__Short exercise__.
Using the entries that follow, collect the lines where the word "organization" appears.

__Information supplied__.
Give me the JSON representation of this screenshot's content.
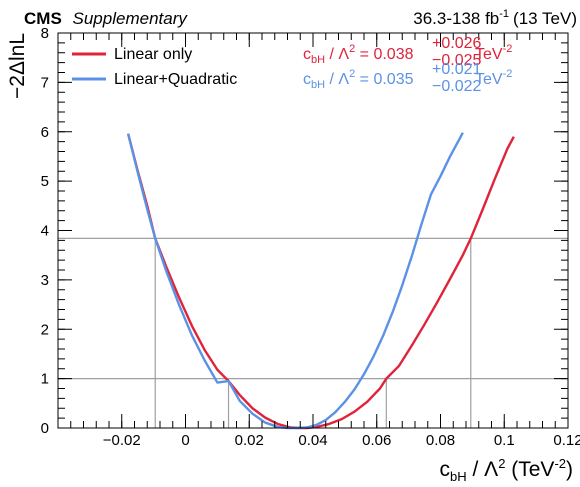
{
  "header": {
    "experiment": "CMS",
    "label": "Supplementary",
    "lumi_value": "36.3-138 fb",
    "lumi_exp": "-1",
    "energy": "(13 TeV)"
  },
  "colors": {
    "linear": "#e0233b",
    "quadratic": "#5b92e5",
    "ref_lines": "#a0a0a0",
    "frame": "#000000"
  },
  "legend": {
    "items": [
      {
        "label": "Linear only",
        "color": "#e0233b"
      },
      {
        "label": "Linear+Quadratic",
        "color": "#5b92e5"
      }
    ]
  },
  "results": [
    {
      "coef": "c",
      "coef_sub": "bH",
      "sep": " / Λ",
      "sep_sup": "2",
      "eq": " = 0.038",
      "up": "+0.026",
      "down": "−0.025",
      "unit": "TeV",
      "unit_sup": "-2",
      "color": "#e0233b"
    },
    {
      "coef": "c",
      "coef_sub": "bH",
      "sep": " / Λ",
      "sep_sup": "2",
      "eq": " = 0.035",
      "up": "+0.021",
      "down": "−0.022",
      "unit": "TeV",
      "unit_sup": "-2",
      "color": "#5b92e5"
    }
  ],
  "chart_data": {
    "type": "line",
    "title": "",
    "xlabel": {
      "main": "c",
      "sub": "bH",
      "rest": " / Λ",
      "sup": "2",
      "unit": " (TeV",
      "unit_sup": "-2",
      "close": ")"
    },
    "ylabel": "−2ΔlnL",
    "xlim": [
      -0.04,
      0.12
    ],
    "ylim": [
      0,
      8
    ],
    "x_ticks": [
      -0.02,
      0,
      0.02,
      0.04,
      0.06,
      0.08,
      0.1,
      0.12
    ],
    "x_tick_labels": [
      "−0.02",
      "0",
      "0.02",
      "0.04",
      "0.06",
      "0.08",
      "0.1",
      "0.12"
    ],
    "y_ticks": [
      0,
      1,
      2,
      3,
      4,
      5,
      6,
      7,
      8
    ],
    "y_tick_labels": [
      "0",
      "1",
      "2",
      "3",
      "4",
      "5",
      "6",
      "7",
      "8"
    ],
    "reference_lines_y": [
      1,
      3.84
    ],
    "crossing_lines_x": [
      -0.0095,
      0.0135,
      0.063,
      0.0895
    ],
    "grid": false,
    "legend_position": "top-left",
    "series": [
      {
        "name": "Linear only",
        "color": "#e0233b",
        "x": [
          -0.018,
          -0.015,
          -0.012,
          -0.0095,
          -0.006,
          -0.002,
          0.002,
          0.006,
          0.01,
          0.0135,
          0.017,
          0.021,
          0.025,
          0.029,
          0.033,
          0.036,
          0.038,
          0.041,
          0.045,
          0.049,
          0.053,
          0.057,
          0.061,
          0.063,
          0.067,
          0.071,
          0.075,
          0.079,
          0.083,
          0.087,
          0.0895,
          0.093,
          0.097,
          0.101,
          0.103
        ],
        "y": [
          5.96,
          5.21,
          4.5,
          3.84,
          3.26,
          2.64,
          2.07,
          1.58,
          1.18,
          0.95,
          0.67,
          0.4,
          0.21,
          0.08,
          0.01,
          0.0,
          0.0,
          0.02,
          0.08,
          0.18,
          0.33,
          0.53,
          0.8,
          1.0,
          1.26,
          1.67,
          2.1,
          2.55,
          3.02,
          3.5,
          3.84,
          4.39,
          5.04,
          5.66,
          5.9
        ]
      },
      {
        "name": "Linear+Quadratic",
        "color": "#5b92e5",
        "x": [
          -0.018,
          -0.015,
          -0.012,
          -0.0095,
          -0.006,
          -0.002,
          0.002,
          0.006,
          0.01,
          0.0135,
          0.017,
          0.021,
          0.025,
          0.029,
          0.032,
          0.035,
          0.038,
          0.041,
          0.044,
          0.047,
          0.05,
          0.053,
          0.056,
          0.059,
          0.062,
          0.065,
          0.068,
          0.071,
          0.074,
          0.077,
          0.08,
          0.083,
          0.086,
          0.087
        ],
        "y": [
          5.96,
          5.18,
          4.43,
          3.84,
          3.17,
          2.49,
          1.88,
          1.37,
          0.92,
          0.95,
          0.55,
          0.29,
          0.11,
          0.02,
          0.0,
          0.0,
          0.01,
          0.06,
          0.16,
          0.32,
          0.53,
          0.78,
          1.09,
          1.45,
          1.87,
          2.35,
          2.89,
          3.48,
          4.12,
          4.73,
          5.1,
          5.5,
          5.86,
          5.98
        ]
      }
    ]
  }
}
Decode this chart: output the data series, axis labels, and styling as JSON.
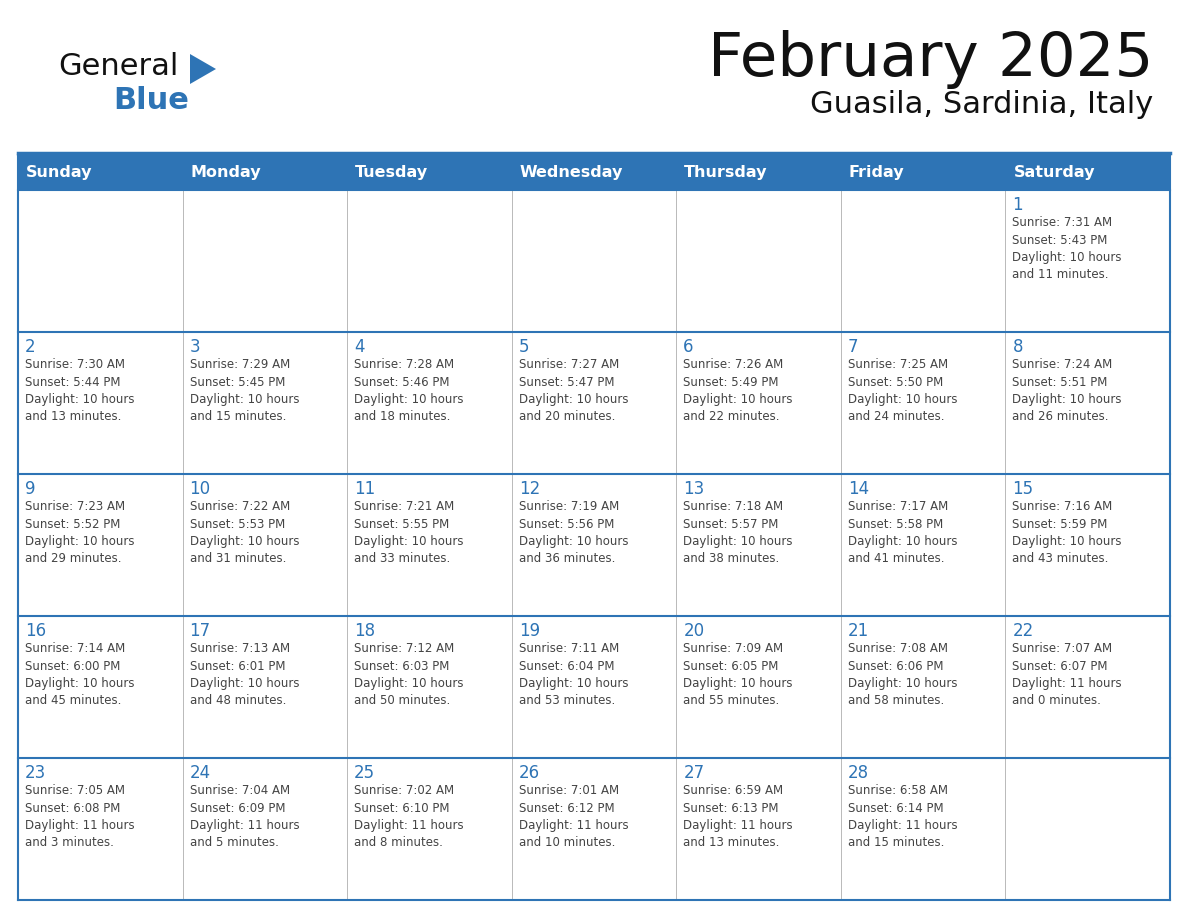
{
  "title": "February 2025",
  "subtitle": "Guasila, Sardinia, Italy",
  "header_bg": "#2E74B5",
  "header_text_color": "#FFFFFF",
  "border_color": "#2E74B5",
  "border_color_light": "#3A7FC1",
  "grid_color": "#C0C0C0",
  "text_color": "#333333",
  "day_number_color": "#2E74B5",
  "info_text_color": "#444444",
  "days_of_week": [
    "Sunday",
    "Monday",
    "Tuesday",
    "Wednesday",
    "Thursday",
    "Friday",
    "Saturday"
  ],
  "weeks": [
    [
      {
        "day": "",
        "info": ""
      },
      {
        "day": "",
        "info": ""
      },
      {
        "day": "",
        "info": ""
      },
      {
        "day": "",
        "info": ""
      },
      {
        "day": "",
        "info": ""
      },
      {
        "day": "",
        "info": ""
      },
      {
        "day": "1",
        "info": "Sunrise: 7:31 AM\nSunset: 5:43 PM\nDaylight: 10 hours\nand 11 minutes."
      }
    ],
    [
      {
        "day": "2",
        "info": "Sunrise: 7:30 AM\nSunset: 5:44 PM\nDaylight: 10 hours\nand 13 minutes."
      },
      {
        "day": "3",
        "info": "Sunrise: 7:29 AM\nSunset: 5:45 PM\nDaylight: 10 hours\nand 15 minutes."
      },
      {
        "day": "4",
        "info": "Sunrise: 7:28 AM\nSunset: 5:46 PM\nDaylight: 10 hours\nand 18 minutes."
      },
      {
        "day": "5",
        "info": "Sunrise: 7:27 AM\nSunset: 5:47 PM\nDaylight: 10 hours\nand 20 minutes."
      },
      {
        "day": "6",
        "info": "Sunrise: 7:26 AM\nSunset: 5:49 PM\nDaylight: 10 hours\nand 22 minutes."
      },
      {
        "day": "7",
        "info": "Sunrise: 7:25 AM\nSunset: 5:50 PM\nDaylight: 10 hours\nand 24 minutes."
      },
      {
        "day": "8",
        "info": "Sunrise: 7:24 AM\nSunset: 5:51 PM\nDaylight: 10 hours\nand 26 minutes."
      }
    ],
    [
      {
        "day": "9",
        "info": "Sunrise: 7:23 AM\nSunset: 5:52 PM\nDaylight: 10 hours\nand 29 minutes."
      },
      {
        "day": "10",
        "info": "Sunrise: 7:22 AM\nSunset: 5:53 PM\nDaylight: 10 hours\nand 31 minutes."
      },
      {
        "day": "11",
        "info": "Sunrise: 7:21 AM\nSunset: 5:55 PM\nDaylight: 10 hours\nand 33 minutes."
      },
      {
        "day": "12",
        "info": "Sunrise: 7:19 AM\nSunset: 5:56 PM\nDaylight: 10 hours\nand 36 minutes."
      },
      {
        "day": "13",
        "info": "Sunrise: 7:18 AM\nSunset: 5:57 PM\nDaylight: 10 hours\nand 38 minutes."
      },
      {
        "day": "14",
        "info": "Sunrise: 7:17 AM\nSunset: 5:58 PM\nDaylight: 10 hours\nand 41 minutes."
      },
      {
        "day": "15",
        "info": "Sunrise: 7:16 AM\nSunset: 5:59 PM\nDaylight: 10 hours\nand 43 minutes."
      }
    ],
    [
      {
        "day": "16",
        "info": "Sunrise: 7:14 AM\nSunset: 6:00 PM\nDaylight: 10 hours\nand 45 minutes."
      },
      {
        "day": "17",
        "info": "Sunrise: 7:13 AM\nSunset: 6:01 PM\nDaylight: 10 hours\nand 48 minutes."
      },
      {
        "day": "18",
        "info": "Sunrise: 7:12 AM\nSunset: 6:03 PM\nDaylight: 10 hours\nand 50 minutes."
      },
      {
        "day": "19",
        "info": "Sunrise: 7:11 AM\nSunset: 6:04 PM\nDaylight: 10 hours\nand 53 minutes."
      },
      {
        "day": "20",
        "info": "Sunrise: 7:09 AM\nSunset: 6:05 PM\nDaylight: 10 hours\nand 55 minutes."
      },
      {
        "day": "21",
        "info": "Sunrise: 7:08 AM\nSunset: 6:06 PM\nDaylight: 10 hours\nand 58 minutes."
      },
      {
        "day": "22",
        "info": "Sunrise: 7:07 AM\nSunset: 6:07 PM\nDaylight: 11 hours\nand 0 minutes."
      }
    ],
    [
      {
        "day": "23",
        "info": "Sunrise: 7:05 AM\nSunset: 6:08 PM\nDaylight: 11 hours\nand 3 minutes."
      },
      {
        "day": "24",
        "info": "Sunrise: 7:04 AM\nSunset: 6:09 PM\nDaylight: 11 hours\nand 5 minutes."
      },
      {
        "day": "25",
        "info": "Sunrise: 7:02 AM\nSunset: 6:10 PM\nDaylight: 11 hours\nand 8 minutes."
      },
      {
        "day": "26",
        "info": "Sunrise: 7:01 AM\nSunset: 6:12 PM\nDaylight: 11 hours\nand 10 minutes."
      },
      {
        "day": "27",
        "info": "Sunrise: 6:59 AM\nSunset: 6:13 PM\nDaylight: 11 hours\nand 13 minutes."
      },
      {
        "day": "28",
        "info": "Sunrise: 6:58 AM\nSunset: 6:14 PM\nDaylight: 11 hours\nand 15 minutes."
      },
      {
        "day": "",
        "info": ""
      }
    ]
  ],
  "logo_color_general": "#111111",
  "logo_color_blue": "#2E74B5",
  "logo_triangle_color": "#2E74B5"
}
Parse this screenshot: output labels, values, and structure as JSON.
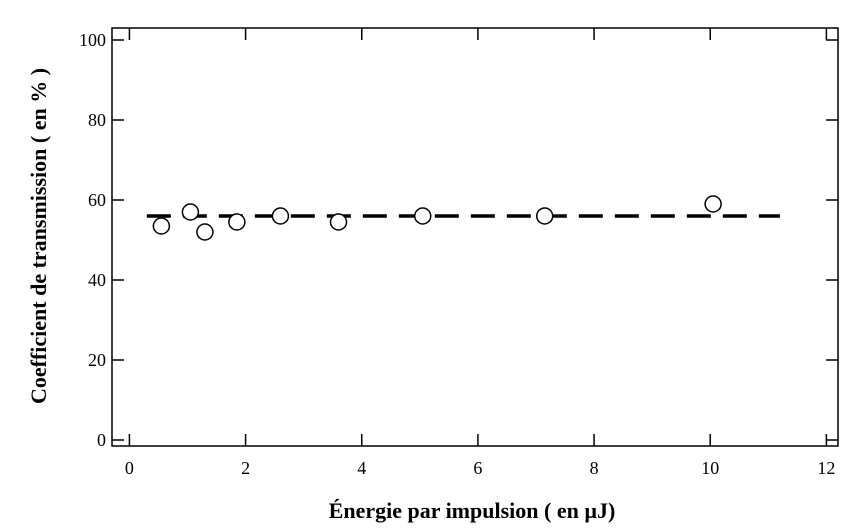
{
  "chart_data": {
    "type": "scatter",
    "title": "",
    "xlabel": "Énergie par impulsion  ( en µJ)",
    "ylabel": "Coefficient de transmission  ( en % )",
    "xlim": [
      -0.3,
      12.2
    ],
    "ylim": [
      -1.5,
      103
    ],
    "xticks": [
      0,
      2,
      4,
      6,
      8,
      10,
      12
    ],
    "yticks": [
      0,
      20,
      40,
      60,
      80,
      100
    ],
    "xtick_labels": [
      "0",
      "2",
      "4",
      "6",
      "8",
      "10",
      "12"
    ],
    "ytick_labels": [
      "0",
      "20",
      "40",
      "60",
      "80",
      "100"
    ],
    "grid": false,
    "legend": "none",
    "points": [
      {
        "x": 0.55,
        "y": 53.5
      },
      {
        "x": 1.05,
        "y": 57.0
      },
      {
        "x": 1.3,
        "y": 52.0
      },
      {
        "x": 1.85,
        "y": 54.5
      },
      {
        "x": 2.6,
        "y": 56.0
      },
      {
        "x": 3.6,
        "y": 54.5
      },
      {
        "x": 5.05,
        "y": 56.0
      },
      {
        "x": 7.15,
        "y": 56.0
      },
      {
        "x": 10.05,
        "y": 59.0
      }
    ],
    "fit_line": {
      "x": [
        0.3,
        11.2
      ],
      "y": [
        56.0,
        56.0
      ],
      "style": "dashed"
    },
    "colors": {
      "axis": "#000000",
      "marker": "#000000",
      "line": "#000000"
    }
  }
}
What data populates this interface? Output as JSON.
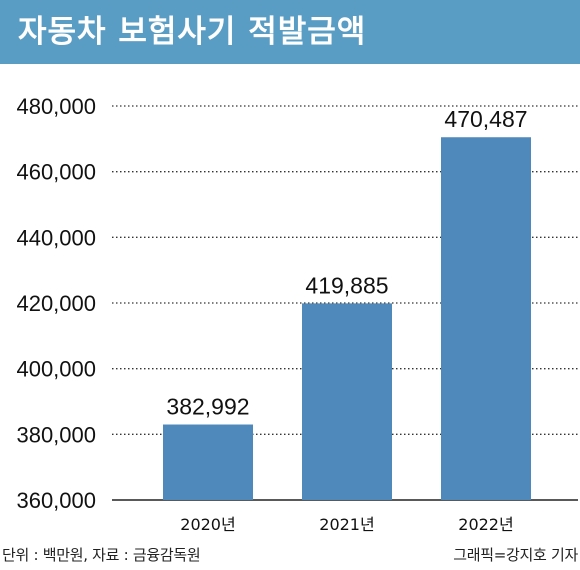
{
  "header": {
    "title": "자동차 보험사기 적발금액",
    "background": "#5a9dc4"
  },
  "chart_data": {
    "type": "bar",
    "categories": [
      "2020년",
      "2021년",
      "2022년"
    ],
    "values": [
      382992,
      419885,
      470487
    ],
    "value_labels": [
      "382,992",
      "419,885",
      "470,487"
    ],
    "ylim": [
      360000,
      480000
    ],
    "yticks": [
      360000,
      380000,
      400000,
      420000,
      440000,
      460000,
      480000
    ],
    "ytick_labels": [
      "360,000",
      "380,000",
      "400,000",
      "420,000",
      "440,000",
      "460,000",
      "480,000"
    ],
    "bar_color": "#4f89bc",
    "grid": "horizontal dotted",
    "title": "",
    "xlabel": "",
    "ylabel": ""
  },
  "footer": {
    "unit_note": "단위 : 백만원, 자료 : 금융감독원",
    "credit": "그래픽=강지호 기자"
  }
}
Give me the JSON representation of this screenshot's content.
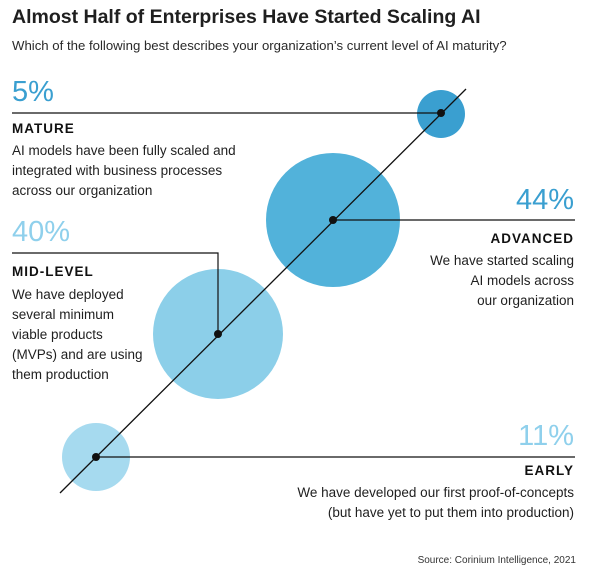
{
  "header": {
    "title": "Almost Half of Enterprises Have Started Scaling AI",
    "subtitle": "Which of the following best describes your organization’s current level of AI maturity?"
  },
  "colors": {
    "mature": "#3a9fd0",
    "advanced": "#52b2da",
    "mid_level": "#8ccfe9",
    "early": "#a6daef",
    "pct_dark": "#3a9fd0",
    "pct_light": "#8fd0ec"
  },
  "levels": {
    "mature": {
      "percent": "5%",
      "value": 5,
      "label": "MATURE",
      "description": "AI models have been fully scaled and\nintegrated with business processes\nacross our organization"
    },
    "advanced": {
      "percent": "44%",
      "value": 44,
      "label": "ADVANCED",
      "description": "We have started scaling\nAI models across\nour organization"
    },
    "mid_level": {
      "percent": "40%",
      "value": 40,
      "label": "MID-LEVEL",
      "description": "We have deployed\nseveral minimum\nviable products\n(MVPs) and are using\nthem production"
    },
    "early": {
      "percent": "11%",
      "value": 11,
      "label": "EARLY",
      "description": "We have developed our first proof-of-concepts\n(but have yet to put them into production)"
    }
  },
  "source": "Source: Corinium Intelligence, 2021"
}
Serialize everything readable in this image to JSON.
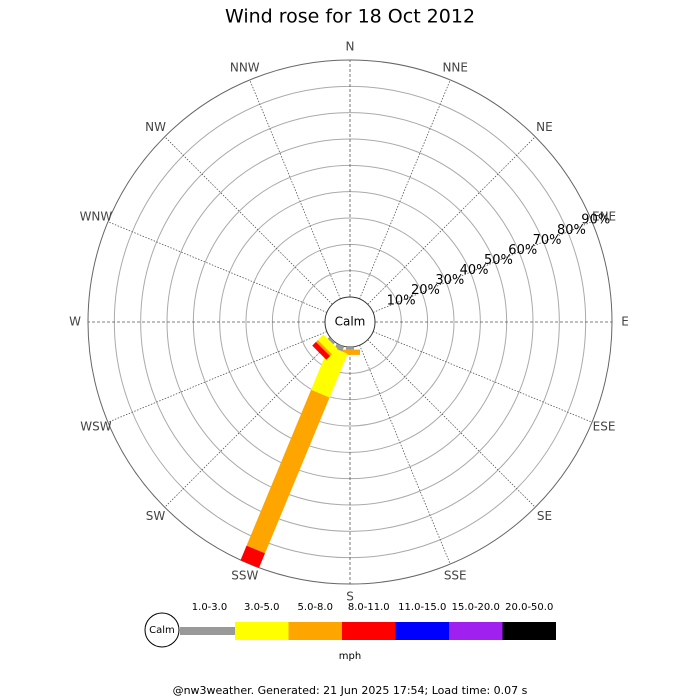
{
  "chart_data": {
    "type": "windrose",
    "title": "Wind rose for 18 Oct 2012",
    "calm_label": "Calm",
    "categories": [
      "N",
      "NNE",
      "NE",
      "ENE",
      "E",
      "ESE",
      "SE",
      "SSE",
      "S",
      "SSW",
      "SW",
      "WSW",
      "W",
      "WNW",
      "NW",
      "NNW"
    ],
    "series": [
      {
        "name": "1.0-3.0",
        "color": "#999999",
        "values": [
          0,
          0,
          0,
          0,
          0,
          0,
          0,
          0,
          1,
          2,
          1,
          0,
          0,
          0,
          0,
          0
        ]
      },
      {
        "name": "3.0-5.0",
        "color": "#ffff00",
        "values": [
          0,
          0,
          0,
          0,
          0,
          0,
          0,
          0,
          0,
          18,
          3,
          0,
          0,
          0,
          0,
          0
        ]
      },
      {
        "name": "5.0-8.0",
        "color": "#ffa500",
        "values": [
          0,
          0,
          0,
          0,
          0,
          0,
          0,
          0,
          2,
          64,
          1,
          0,
          0,
          0,
          0,
          0
        ]
      },
      {
        "name": "8.0-11.0",
        "color": "#ff0000",
        "values": [
          0,
          0,
          0,
          0,
          0,
          0,
          0,
          0,
          0,
          6,
          2,
          0,
          0,
          0,
          0,
          0
        ]
      },
      {
        "name": "11.0-15.0",
        "color": "#0000ff",
        "values": [
          0,
          0,
          0,
          0,
          0,
          0,
          0,
          0,
          0,
          0,
          0,
          0,
          0,
          0,
          0,
          0
        ]
      },
      {
        "name": "15.0-20.0",
        "color": "#a020f0",
        "values": [
          0,
          0,
          0,
          0,
          0,
          0,
          0,
          0,
          0,
          0,
          0,
          0,
          0,
          0,
          0,
          0
        ]
      },
      {
        "name": "20.0-50.0",
        "color": "#000000",
        "values": [
          0,
          0,
          0,
          0,
          0,
          0,
          0,
          0,
          0,
          0,
          0,
          0,
          0,
          0,
          0,
          0
        ]
      }
    ],
    "ylim": [
      0,
      90
    ],
    "yticks": [
      {
        "value": 10,
        "label": "10%"
      },
      {
        "value": 20,
        "label": "20%"
      },
      {
        "value": 30,
        "label": "30%"
      },
      {
        "value": 40,
        "label": "40%"
      },
      {
        "value": 50,
        "label": "50%"
      },
      {
        "value": 60,
        "label": "60%"
      },
      {
        "value": 70,
        "label": "70%"
      },
      {
        "value": 80,
        "label": "80%"
      },
      {
        "value": 90,
        "label": "90%"
      }
    ],
    "unit_label": "mph",
    "footer": "@nw3weather. Generated: 21 Jun 2025 17:54; Load time: 0.07 s"
  }
}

__Solution to the problem__.
    "subtitle": "Which of the following best describes your organization’s current level of AI maturity?"
      "description": "AI models have been fully scaled and\nintegrated with business processes\nacross our organization"
      "description": "We have started scaling\nAI models across\nour organization"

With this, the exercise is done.